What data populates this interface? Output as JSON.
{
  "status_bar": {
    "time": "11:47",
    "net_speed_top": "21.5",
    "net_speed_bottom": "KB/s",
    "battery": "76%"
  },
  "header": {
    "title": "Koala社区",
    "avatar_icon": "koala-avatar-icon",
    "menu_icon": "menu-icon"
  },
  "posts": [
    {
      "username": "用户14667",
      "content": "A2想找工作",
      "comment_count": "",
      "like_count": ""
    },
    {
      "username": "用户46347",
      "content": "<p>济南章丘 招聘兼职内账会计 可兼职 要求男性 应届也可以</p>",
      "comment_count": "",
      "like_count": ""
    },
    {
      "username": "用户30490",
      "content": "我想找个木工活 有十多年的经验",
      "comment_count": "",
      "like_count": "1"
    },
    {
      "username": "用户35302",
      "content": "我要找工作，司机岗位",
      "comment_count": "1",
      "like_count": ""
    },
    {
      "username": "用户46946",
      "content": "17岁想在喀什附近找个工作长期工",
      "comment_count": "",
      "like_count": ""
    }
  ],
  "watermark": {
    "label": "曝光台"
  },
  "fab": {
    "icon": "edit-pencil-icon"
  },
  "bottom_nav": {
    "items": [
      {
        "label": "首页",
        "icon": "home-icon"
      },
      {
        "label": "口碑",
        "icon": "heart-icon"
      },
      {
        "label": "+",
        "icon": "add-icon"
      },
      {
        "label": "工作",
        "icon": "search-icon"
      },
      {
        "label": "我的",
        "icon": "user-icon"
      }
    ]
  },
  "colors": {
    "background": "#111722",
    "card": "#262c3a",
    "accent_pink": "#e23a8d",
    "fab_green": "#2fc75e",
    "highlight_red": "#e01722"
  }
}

Goal: The records above should be duplicated in full, exactly as given.

Task answer:
What data populates this interface? Output as JSON.
{
  "status_bar": {
    "time": "11:47",
    "net_speed_top": "21.5",
    "net_speed_bottom": "KB/s",
    "battery": "76%"
  },
  "header": {
    "title": "Koala社区",
    "avatar_icon": "koala-avatar-icon",
    "menu_icon": "menu-icon"
  },
  "posts": [
    {
      "username": "用户14667",
      "content": "A2想找工作",
      "comment_count": "",
      "like_count": ""
    },
    {
      "username": "用户46347",
      "content": "<p>济南章丘 招聘兼职内账会计 可兼职 要求男性 应届也可以</p>",
      "comment_count": "",
      "like_count": ""
    },
    {
      "username": "用户30490",
      "content": "我想找个木工活 有十多年的经验",
      "comment_count": "",
      "like_count": "1"
    },
    {
      "username": "用户35302",
      "content": "我要找工作，司机岗位",
      "comment_count": "1",
      "like_count": ""
    },
    {
      "username": "用户46946",
      "content": "17岁想在喀什附近找个工作长期工",
      "comment_count": "",
      "like_count": ""
    }
  ],
  "watermark": {
    "label": "曝光台"
  },
  "fab": {
    "icon": "edit-pencil-icon"
  },
  "bottom_nav": {
    "items": [
      {
        "label": "首页",
        "icon": "home-icon"
      },
      {
        "label": "口碑",
        "icon": "heart-icon"
      },
      {
        "label": "+",
        "icon": "add-icon"
      },
      {
        "label": "工作",
        "icon": "search-icon"
      },
      {
        "label": "我的",
        "icon": "user-icon"
      }
    ]
  },
  "colors": {
    "background": "#111722",
    "card": "#262c3a",
    "accent_pink": "#e23a8d",
    "fab_green": "#2fc75e",
    "highlight_red": "#e01722"
  }
}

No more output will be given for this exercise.